**Task prompt:** With the pictures omitted, write out the entries that follow exactly as they stand.
####################
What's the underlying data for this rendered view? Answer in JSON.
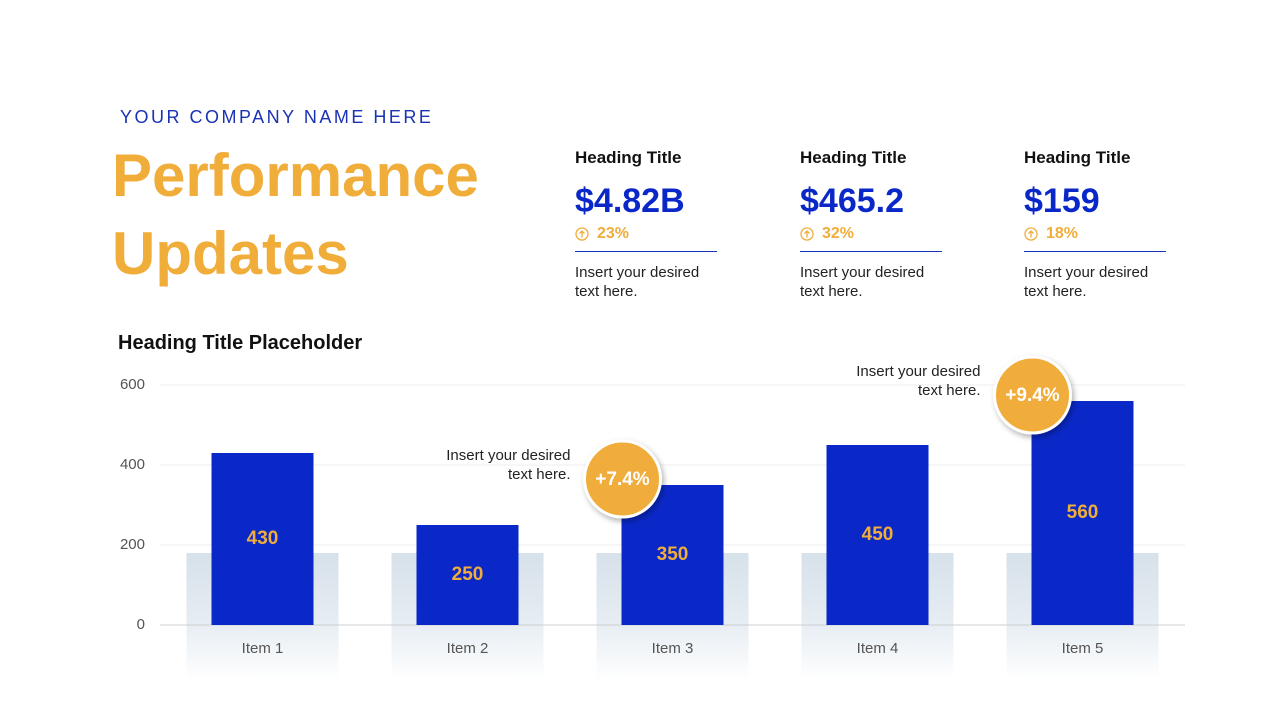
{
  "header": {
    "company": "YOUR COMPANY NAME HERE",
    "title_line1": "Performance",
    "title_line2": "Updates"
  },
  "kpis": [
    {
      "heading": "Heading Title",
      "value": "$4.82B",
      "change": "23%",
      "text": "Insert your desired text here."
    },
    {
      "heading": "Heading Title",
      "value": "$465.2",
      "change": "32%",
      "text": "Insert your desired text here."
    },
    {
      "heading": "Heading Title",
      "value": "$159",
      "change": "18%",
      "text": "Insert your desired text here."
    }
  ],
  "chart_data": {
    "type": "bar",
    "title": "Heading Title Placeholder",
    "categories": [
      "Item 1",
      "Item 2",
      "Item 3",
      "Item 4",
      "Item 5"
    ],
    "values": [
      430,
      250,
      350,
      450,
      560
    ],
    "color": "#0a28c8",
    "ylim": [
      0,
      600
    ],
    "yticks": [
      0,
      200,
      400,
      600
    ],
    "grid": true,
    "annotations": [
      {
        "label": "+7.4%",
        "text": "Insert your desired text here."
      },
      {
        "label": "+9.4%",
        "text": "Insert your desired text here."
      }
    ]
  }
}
####################
**Finished exercise:**
What's the underlying data for this rendered view? Answer in JSON.
{
  "header": {
    "company": "YOUR COMPANY NAME HERE",
    "title_line1": "Performance",
    "title_line2": "Updates"
  },
  "kpis": [
    {
      "heading": "Heading Title",
      "value": "$4.82B",
      "change": "23%",
      "text": "Insert your desired text here."
    },
    {
      "heading": "Heading Title",
      "value": "$465.2",
      "change": "32%",
      "text": "Insert your desired text here."
    },
    {
      "heading": "Heading Title",
      "value": "$159",
      "change": "18%",
      "text": "Insert your desired text here."
    }
  ],
  "chart_data": {
    "type": "bar",
    "title": "Heading Title Placeholder",
    "categories": [
      "Item 1",
      "Item 2",
      "Item 3",
      "Item 4",
      "Item 5"
    ],
    "values": [
      430,
      250,
      350,
      450,
      560
    ],
    "color": "#0a28c8",
    "ylim": [
      0,
      600
    ],
    "yticks": [
      0,
      200,
      400,
      600
    ],
    "grid": true,
    "annotations": [
      {
        "label": "+7.4%",
        "text": "Insert your desired text here."
      },
      {
        "label": "+9.4%",
        "text": "Insert your desired text here."
      }
    ]
  }
}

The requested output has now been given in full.